Check each line of the material below, and copy it if it holds the string "disabled".

- - - -

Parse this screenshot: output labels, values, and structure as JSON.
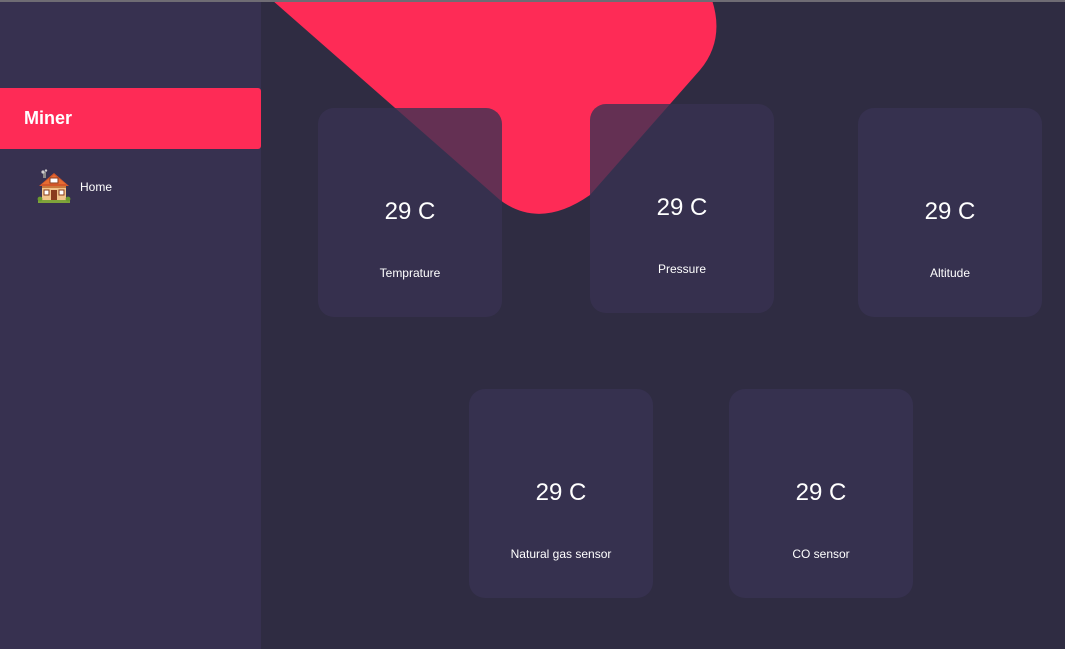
{
  "app": {
    "brand_title": "Miner"
  },
  "sidebar": {
    "items": [
      {
        "label": "Home",
        "icon": "house-icon"
      }
    ]
  },
  "colors": {
    "accent": "#fe2b56",
    "sidebar_bg": "#373150",
    "content_bg": "#2f2c42",
    "card_bg": "#36314f",
    "text": "#ffffff"
  },
  "cards": {
    "temperature": {
      "value": "29 C",
      "label": "Temprature"
    },
    "pressure": {
      "value": "29 C",
      "label": "Pressure"
    },
    "altitude": {
      "value": "29 C",
      "label": "Altitude"
    },
    "natural_gas": {
      "value": "29 C",
      "label": "Natural gas sensor"
    },
    "co": {
      "value": "29 C",
      "label": "CO sensor"
    }
  }
}
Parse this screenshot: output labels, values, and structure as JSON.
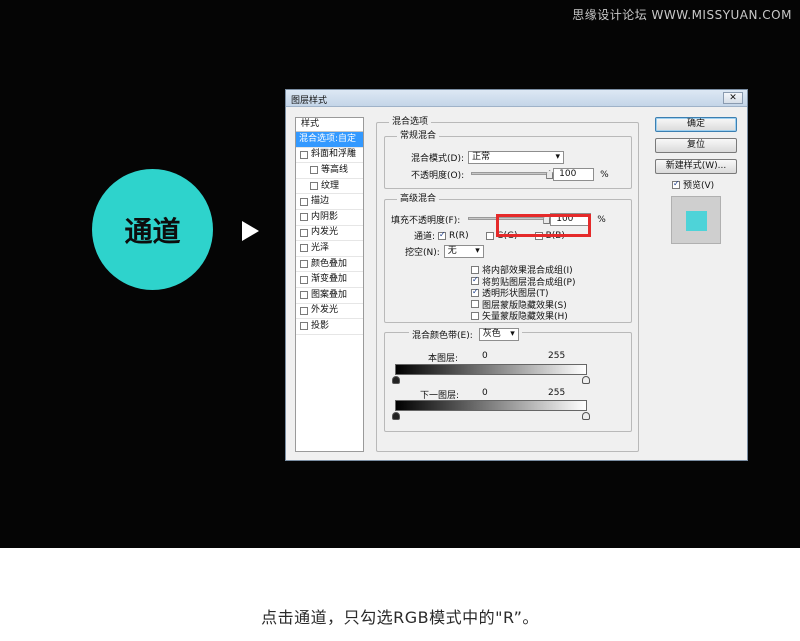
{
  "watermark": "思缘设计论坛 WWW.MISSYUAN.COM",
  "circle_label": "通道",
  "dialog": {
    "title": "图层样式",
    "close_symbol": "✕",
    "sidebar": {
      "header": "样式",
      "items": [
        {
          "label": "混合选项:自定",
          "checkbox": false,
          "selected": true,
          "indent": false
        },
        {
          "label": "斜面和浮雕",
          "checkbox": true,
          "selected": false,
          "indent": false
        },
        {
          "label": "等高线",
          "checkbox": true,
          "selected": false,
          "indent": true
        },
        {
          "label": "纹理",
          "checkbox": true,
          "selected": false,
          "indent": true
        },
        {
          "label": "描边",
          "checkbox": true,
          "selected": false,
          "indent": false
        },
        {
          "label": "内阴影",
          "checkbox": true,
          "selected": false,
          "indent": false
        },
        {
          "label": "内发光",
          "checkbox": true,
          "selected": false,
          "indent": false
        },
        {
          "label": "光泽",
          "checkbox": true,
          "selected": false,
          "indent": false
        },
        {
          "label": "颜色叠加",
          "checkbox": true,
          "selected": false,
          "indent": false
        },
        {
          "label": "渐变叠加",
          "checkbox": true,
          "selected": false,
          "indent": false
        },
        {
          "label": "图案叠加",
          "checkbox": true,
          "selected": false,
          "indent": false
        },
        {
          "label": "外发光",
          "checkbox": true,
          "selected": false,
          "indent": false
        },
        {
          "label": "投影",
          "checkbox": true,
          "selected": false,
          "indent": false
        }
      ]
    },
    "blend_options": {
      "title": "混合选项",
      "general": {
        "title": "常规混合",
        "mode_label": "混合模式(D):",
        "mode_value": "正常",
        "opacity_label": "不透明度(O):",
        "opacity_value": "100",
        "percent": "%"
      },
      "advanced": {
        "title": "高级混合",
        "fill_label": "填充不透明度(F):",
        "fill_value": "100",
        "percent": "%",
        "channels_label": "通道:",
        "channel_r": "R(R)",
        "channel_g": "G(G)",
        "channel_b": "B(B)",
        "channel_r_checked": true,
        "channel_g_checked": false,
        "channel_b_checked": false,
        "knockout_label": "挖空(N):",
        "knockout_value": "无",
        "options": [
          {
            "label": "将内部效果混合成组(I)",
            "checked": false
          },
          {
            "label": "将剪贴图层混合成组(P)",
            "checked": true
          },
          {
            "label": "透明形状图层(T)",
            "checked": true
          },
          {
            "label": "图层蒙版隐藏效果(S)",
            "checked": false
          },
          {
            "label": "矢量蒙版隐藏效果(H)",
            "checked": false
          }
        ]
      },
      "blend_if": {
        "label": "混合颜色带(E):",
        "value": "灰色",
        "this_layer_label": "本图层:",
        "this_layer_min": "0",
        "this_layer_max": "255",
        "underlying_label": "下一图层:",
        "underlying_min": "0",
        "underlying_max": "255"
      }
    },
    "buttons": {
      "ok": "确定",
      "reset": "复位",
      "new_style": "新建样式(W)...",
      "preview_label": "预览(V)",
      "preview_checked": true
    },
    "preview_color": "#4ed3d8"
  },
  "caption": "点击通道，只勾选RGB模式中的\"R”。",
  "colors": {
    "accent": "#2ed3cc",
    "highlight": "#e52a2a",
    "selection": "#3399ff"
  }
}
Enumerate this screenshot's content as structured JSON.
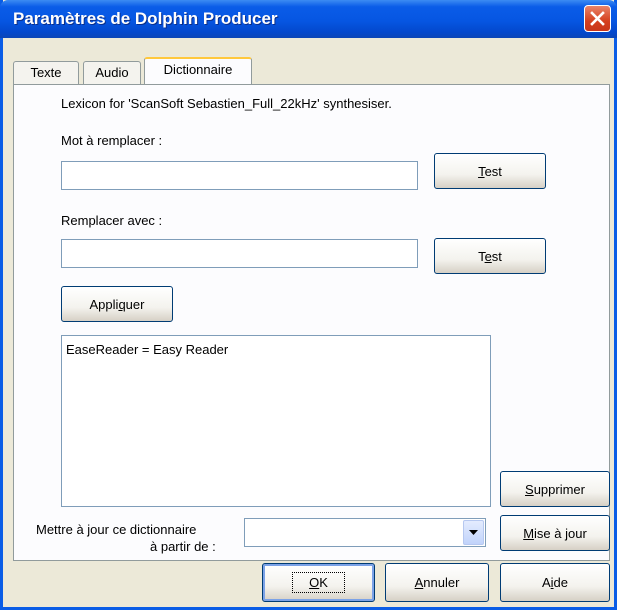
{
  "window": {
    "title": "Paramètres de Dolphin Producer"
  },
  "tabs": [
    {
      "label": "Texte"
    },
    {
      "label": "Audio"
    },
    {
      "label": "Dictionnaire"
    }
  ],
  "dictionary": {
    "lexicon_info": "Lexicon for 'ScanSoft Sebastien_Full_22kHz' synthesiser.",
    "word_to_replace_label": "Mot à remplacer :",
    "word_to_replace_value": "",
    "replace_with_label": "Remplacer avec :",
    "replace_with_value": "",
    "test_button_1": {
      "pre": "",
      "key": "T",
      "post": "est"
    },
    "test_button_2": {
      "pre": "T",
      "key": "e",
      "post": "st"
    },
    "apply_button": {
      "pre": "Appli",
      "key": "q",
      "post": "uer"
    },
    "entries": [
      "EaseReader = Easy Reader"
    ],
    "delete_button": {
      "pre": "",
      "key": "S",
      "post": "upprimer"
    },
    "update_from_label_line1": "Mettre à jour ce dictionnaire",
    "update_from_label_line2": "à partir de :",
    "update_from_value": "",
    "update_button": {
      "pre": "",
      "key": "M",
      "post": "ise à jour"
    }
  },
  "footer": {
    "ok_button": {
      "pre": "",
      "key": "O",
      "post": "K"
    },
    "cancel_button": {
      "pre": "",
      "key": "A",
      "post": "nnuler"
    },
    "help_button": {
      "pre": "A",
      "key": "i",
      "post": "de"
    }
  },
  "icons": {
    "close": "close-icon",
    "dropdown": "chevron-down-icon"
  },
  "colors": {
    "titlebar": "#0656e2",
    "close": "#d5401f",
    "dialog_bg": "#ece9d8",
    "active_tab_accent": "#ffc83c"
  }
}
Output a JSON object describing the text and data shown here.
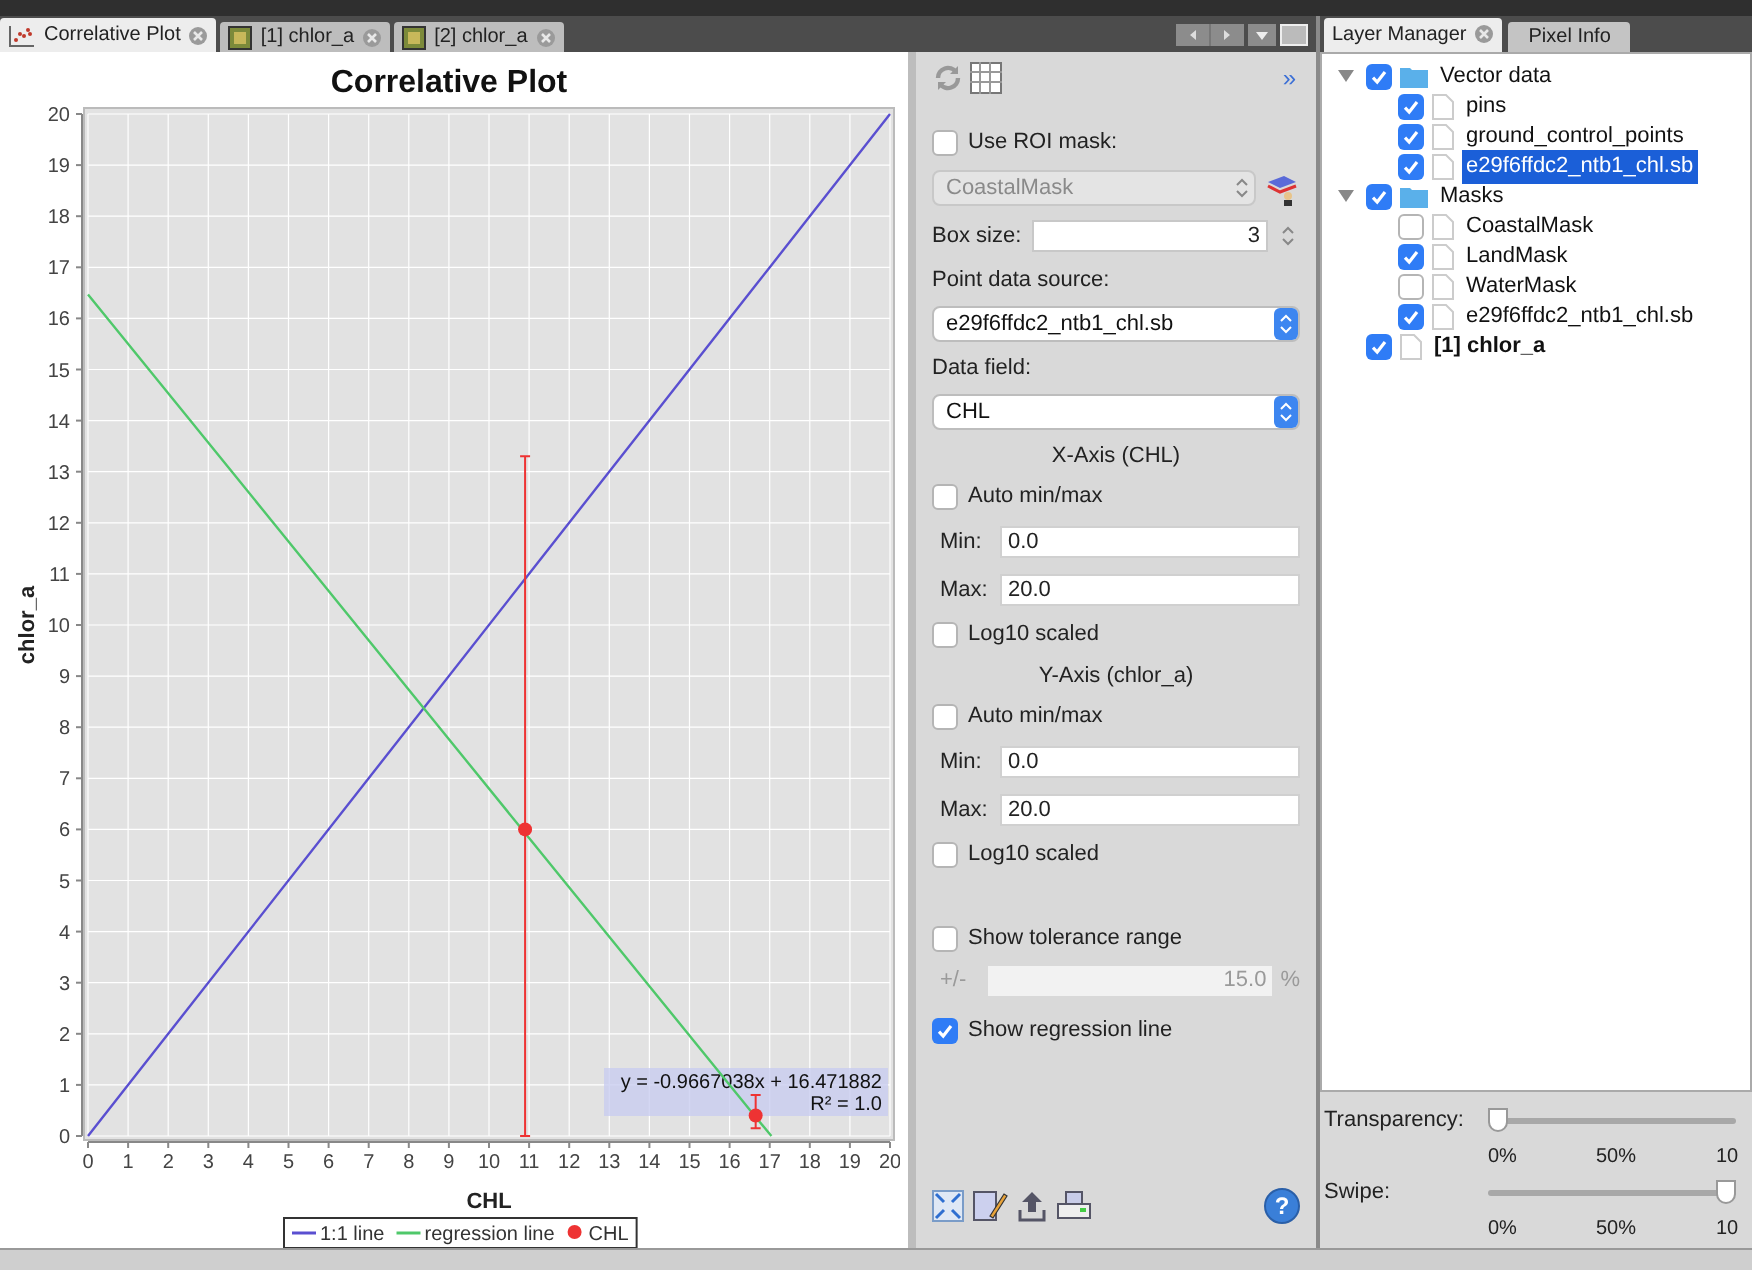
{
  "tabs": [
    {
      "label": "Correlative Plot",
      "kind": "plot",
      "selected": true
    },
    {
      "label": "[1] chlor_a",
      "kind": "image",
      "selected": false
    },
    {
      "label": "[2] chlor_a",
      "kind": "image",
      "selected": false
    }
  ],
  "chart": {
    "chart_data": {
      "type": "scatter",
      "title": "Correlative Plot",
      "xlabel": "CHL",
      "ylabel": "chlor_a",
      "x": [
        0,
        10.9,
        16.65,
        17.04,
        20
      ],
      "series": [
        {
          "name": "1:1 line",
          "type": "line",
          "color": "#5a4fd0",
          "values": [
            0,
            10.9,
            16.65,
            17.04,
            20
          ]
        },
        {
          "name": "regression line",
          "type": "line",
          "color": "#4fc86a",
          "values": [
            16.47,
            5.93,
            0.37,
            0,
            null
          ]
        },
        {
          "name": "CHL",
          "color": "#ee3333",
          "marker": "circle",
          "values": [
            null,
            6.0,
            0.4,
            null,
            null
          ],
          "errors": [
            null,
            [
              0,
              13.3
            ],
            [
              0.15,
              0.8
            ],
            null,
            null
          ]
        }
      ],
      "grid": true,
      "legend": true,
      "xlim": [
        0,
        20
      ],
      "ylim": [
        0,
        20
      ],
      "xticks": [
        0,
        1,
        2,
        3,
        4,
        5,
        6,
        7,
        8,
        9,
        10,
        11,
        12,
        13,
        14,
        15,
        16,
        17,
        18,
        19,
        20
      ],
      "yticks": [
        0,
        1,
        2,
        3,
        4,
        5,
        6,
        7,
        8,
        9,
        10,
        11,
        12,
        13,
        14,
        15,
        16,
        17,
        18,
        19,
        20
      ],
      "annotations": [
        "y = -0.9667038x + 16.471882",
        "R² = 1.0"
      ]
    }
  },
  "options": {
    "expand_symbol": "»",
    "controls": [
      {
        "kind": "checkbox",
        "label": "Use ROI mask:",
        "checked": false
      },
      {
        "kind": "select",
        "value": "CoastalMask",
        "disabled": true
      },
      {
        "kind": "spinner",
        "label": "Box size:",
        "value": "3"
      },
      {
        "kind": "label",
        "text": "Point data source:"
      },
      {
        "kind": "select",
        "value": "e29f6ffdc2_ntb1_chl.sb",
        "disabled": false
      },
      {
        "kind": "label",
        "text": "Data field:"
      },
      {
        "kind": "select",
        "value": "CHL",
        "disabled": false
      },
      {
        "kind": "heading",
        "text": "X-Axis (CHL)"
      },
      {
        "kind": "checkbox",
        "label": "Auto min/max",
        "checked": false
      },
      {
        "kind": "field",
        "label": "Min:",
        "value": "0.0"
      },
      {
        "kind": "field",
        "label": "Max:",
        "value": "20.0"
      },
      {
        "kind": "checkbox",
        "label": "Log10 scaled",
        "checked": false
      },
      {
        "kind": "heading",
        "text": "Y-Axis (chlor_a)"
      },
      {
        "kind": "checkbox",
        "label": "Auto min/max",
        "checked": false
      },
      {
        "kind": "field",
        "label": "Min:",
        "value": "0.0"
      },
      {
        "kind": "field",
        "label": "Max:",
        "value": "20.0"
      },
      {
        "kind": "checkbox",
        "label": "Log10 scaled",
        "checked": false
      }
    ],
    "tolerance": {
      "label": "Show tolerance range",
      "checked": false,
      "prefix": "+/-",
      "value": "15.0",
      "unit": "%",
      "disabled": true
    },
    "regression": {
      "label": "Show regression line",
      "checked": true
    },
    "help_glyph": "?"
  },
  "layer_tabs": [
    {
      "label": "Layer Manager",
      "selected": true,
      "closable": true
    },
    {
      "label": "Pixel Info",
      "selected": false,
      "closable": false
    }
  ],
  "layers": [
    {
      "label": "Vector data",
      "checked": true,
      "expanded": true,
      "selected": false,
      "kind": "folder",
      "children": [
        {
          "label": "pins",
          "checked": true,
          "selected": false,
          "kind": "node"
        },
        {
          "label": "ground_control_points",
          "checked": true,
          "selected": false,
          "kind": "node"
        },
        {
          "label": "e29f6ffdc2_ntb1_chl.sb",
          "checked": true,
          "selected": true,
          "kind": "node"
        }
      ]
    },
    {
      "label": "Masks",
      "checked": true,
      "expanded": true,
      "selected": false,
      "kind": "folder",
      "children": [
        {
          "label": "CoastalMask",
          "checked": false,
          "selected": false,
          "kind": "node"
        },
        {
          "label": "LandMask",
          "checked": true,
          "selected": false,
          "kind": "node"
        },
        {
          "label": "WaterMask",
          "checked": false,
          "selected": false,
          "kind": "node"
        },
        {
          "label": "e29f6ffdc2_ntb1_chl.sb",
          "checked": true,
          "selected": false,
          "kind": "node"
        }
      ]
    },
    {
      "label": "[1] chlor_a",
      "checked": true,
      "selected": false,
      "kind": "band"
    }
  ],
  "sliders": [
    {
      "label": "Transparency:",
      "level": 0,
      "ticks": [
        "0%",
        "50%",
        "10"
      ]
    },
    {
      "label": "Swipe:",
      "level": 1,
      "ticks": [
        "0%",
        "50%",
        "10"
      ]
    }
  ]
}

- - - -

RESPONSE =>
        "disabled": true
        "disabled": false
        "disabled": false
      "disabled": true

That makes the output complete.